#### Supplied entries
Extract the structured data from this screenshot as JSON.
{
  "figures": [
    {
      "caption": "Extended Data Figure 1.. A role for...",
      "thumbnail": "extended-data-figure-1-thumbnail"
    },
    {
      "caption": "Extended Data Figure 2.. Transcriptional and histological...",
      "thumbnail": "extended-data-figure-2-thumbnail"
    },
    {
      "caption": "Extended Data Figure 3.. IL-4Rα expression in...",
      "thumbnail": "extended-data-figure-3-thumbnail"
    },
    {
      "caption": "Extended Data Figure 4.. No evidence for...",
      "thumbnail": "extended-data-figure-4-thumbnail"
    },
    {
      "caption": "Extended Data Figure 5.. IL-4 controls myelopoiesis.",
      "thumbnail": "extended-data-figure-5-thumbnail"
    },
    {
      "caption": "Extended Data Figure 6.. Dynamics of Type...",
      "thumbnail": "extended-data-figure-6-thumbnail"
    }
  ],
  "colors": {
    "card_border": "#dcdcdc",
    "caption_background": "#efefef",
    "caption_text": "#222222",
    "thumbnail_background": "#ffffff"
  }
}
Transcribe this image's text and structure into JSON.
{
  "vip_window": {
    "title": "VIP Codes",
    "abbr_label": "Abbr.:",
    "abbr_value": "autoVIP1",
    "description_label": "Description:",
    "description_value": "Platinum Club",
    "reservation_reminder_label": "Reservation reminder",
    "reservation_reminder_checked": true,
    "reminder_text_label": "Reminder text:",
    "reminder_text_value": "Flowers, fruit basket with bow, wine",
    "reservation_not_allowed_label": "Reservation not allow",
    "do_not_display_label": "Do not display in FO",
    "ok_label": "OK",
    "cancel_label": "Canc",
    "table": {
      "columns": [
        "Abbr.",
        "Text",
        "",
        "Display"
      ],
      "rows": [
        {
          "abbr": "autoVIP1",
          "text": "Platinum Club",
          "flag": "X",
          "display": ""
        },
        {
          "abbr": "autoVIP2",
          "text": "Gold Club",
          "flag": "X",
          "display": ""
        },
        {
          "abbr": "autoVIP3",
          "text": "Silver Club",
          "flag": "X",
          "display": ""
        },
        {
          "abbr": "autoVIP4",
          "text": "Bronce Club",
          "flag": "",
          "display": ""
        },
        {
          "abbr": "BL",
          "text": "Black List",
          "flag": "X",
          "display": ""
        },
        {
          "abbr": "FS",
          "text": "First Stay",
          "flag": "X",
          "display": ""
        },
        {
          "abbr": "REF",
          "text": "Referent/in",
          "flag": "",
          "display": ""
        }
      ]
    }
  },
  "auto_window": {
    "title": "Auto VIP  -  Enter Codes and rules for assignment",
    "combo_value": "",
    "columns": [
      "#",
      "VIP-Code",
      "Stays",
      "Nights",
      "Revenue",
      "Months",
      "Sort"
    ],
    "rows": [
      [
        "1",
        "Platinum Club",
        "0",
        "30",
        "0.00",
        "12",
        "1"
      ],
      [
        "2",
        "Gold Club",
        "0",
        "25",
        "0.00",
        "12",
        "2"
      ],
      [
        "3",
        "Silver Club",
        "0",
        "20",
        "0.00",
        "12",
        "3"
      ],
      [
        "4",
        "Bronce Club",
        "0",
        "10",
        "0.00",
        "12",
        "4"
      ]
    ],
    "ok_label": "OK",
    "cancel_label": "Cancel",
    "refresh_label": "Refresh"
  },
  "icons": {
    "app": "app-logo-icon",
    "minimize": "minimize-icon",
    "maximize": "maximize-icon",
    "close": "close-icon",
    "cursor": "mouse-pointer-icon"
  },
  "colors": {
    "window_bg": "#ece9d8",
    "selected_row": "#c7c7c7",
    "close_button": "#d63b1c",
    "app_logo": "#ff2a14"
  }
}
########
Retype the records that precede this task, keeping them exactly the same.

Extract the structured data from this screenshot as JSON.
{
  "figures": [
    {
      "caption": "Extended Data Figure 1.. A role for...",
      "thumbnail": "extended-data-figure-1-thumbnail"
    },
    {
      "caption": "Extended Data Figure 2.. Transcriptional and histological...",
      "thumbnail": "extended-data-figure-2-thumbnail"
    },
    {
      "caption": "Extended Data Figure 3.. IL-4Rα expression in...",
      "thumbnail": "extended-data-figure-3-thumbnail"
    },
    {
      "caption": "Extended Data Figure 4.. No evidence for...",
      "thumbnail": "extended-data-figure-4-thumbnail"
    },
    {
      "caption": "Extended Data Figure 5.. IL-4 controls myelopoiesis.",
      "thumbnail": "extended-data-figure-5-thumbnail"
    },
    {
      "caption": "Extended Data Figure 6.. Dynamics of Type...",
      "thumbnail": "extended-data-figure-6-thumbnail"
    }
  ],
  "colors": {
    "card_border": "#dcdcdc",
    "caption_background": "#efefef",
    "caption_text": "#222222",
    "thumbnail_background": "#ffffff"
  }
}
Transcribe this image's text and structure into JSON.
{
  "vip_window": {
    "title": "VIP Codes",
    "abbr_label": "Abbr.:",
    "abbr_value": "autoVIP1",
    "description_label": "Description:",
    "description_value": "Platinum Club",
    "reservation_reminder_label": "Reservation reminder",
    "reservation_reminder_checked": true,
    "reminder_text_label": "Reminder text:",
    "reminder_text_value": "Flowers, fruit basket with bow, wine",
    "reservation_not_allowed_label": "Reservation not allow",
    "do_not_display_label": "Do not display in FO",
    "ok_label": "OK",
    "cancel_label": "Canc",
    "table": {
      "columns": [
        "Abbr.",
        "Text",
        "",
        "Display"
      ],
      "rows": [
        {
          "abbr": "autoVIP1",
          "text": "Platinum Club",
          "flag": "X",
          "display": ""
        },
        {
          "abbr": "autoVIP2",
          "text": "Gold Club",
          "flag": "X",
          "display": ""
        },
        {
          "abbr": "autoVIP3",
          "text": "Silver Club",
          "flag": "X",
          "display": ""
        },
        {
          "abbr": "autoVIP4",
          "text": "Bronce Club",
          "flag": "",
          "display": ""
        },
        {
          "abbr": "BL",
          "text": "Black List",
          "flag": "X",
          "display": ""
        },
        {
          "abbr": "FS",
          "text": "First Stay",
          "flag": "X",
          "display": ""
        },
        {
          "abbr": "REF",
          "text": "Referent/in",
          "flag": "",
          "display": ""
        }
      ]
    }
  },
  "auto_window": {
    "title": "Auto VIP  -  Enter Codes and rules for assignment",
    "combo_value": "",
    "columns": [
      "#",
      "VIP-Code",
      "Stays",
      "Nights",
      "Revenue",
      "Months",
      "Sort"
    ],
    "rows": [
      [
        "1",
        "Platinum Club",
        "0",
        "30",
        "0.00",
        "12",
        "1"
      ],
      [
        "2",
        "Gold Club",
        "0",
        "25",
        "0.00",
        "12",
        "2"
      ],
      [
        "3",
        "Silver Club",
        "0",
        "20",
        "0.00",
        "12",
        "3"
      ],
      [
        "4",
        "Bronce Club",
        "0",
        "10",
        "0.00",
        "12",
        "4"
      ]
    ],
    "ok_label": "OK",
    "cancel_label": "Cancel",
    "refresh_label": "Refresh"
  },
  "icons": {
    "app": "app-logo-icon",
    "minimize": "minimize-icon",
    "maximize": "maximize-icon",
    "close": "close-icon",
    "cursor": "mouse-pointer-icon"
  },
  "colors": {
    "window_bg": "#ece9d8",
    "selected_row": "#c7c7c7",
    "close_button": "#d63b1c",
    "app_logo": "#ff2a14"
  }
}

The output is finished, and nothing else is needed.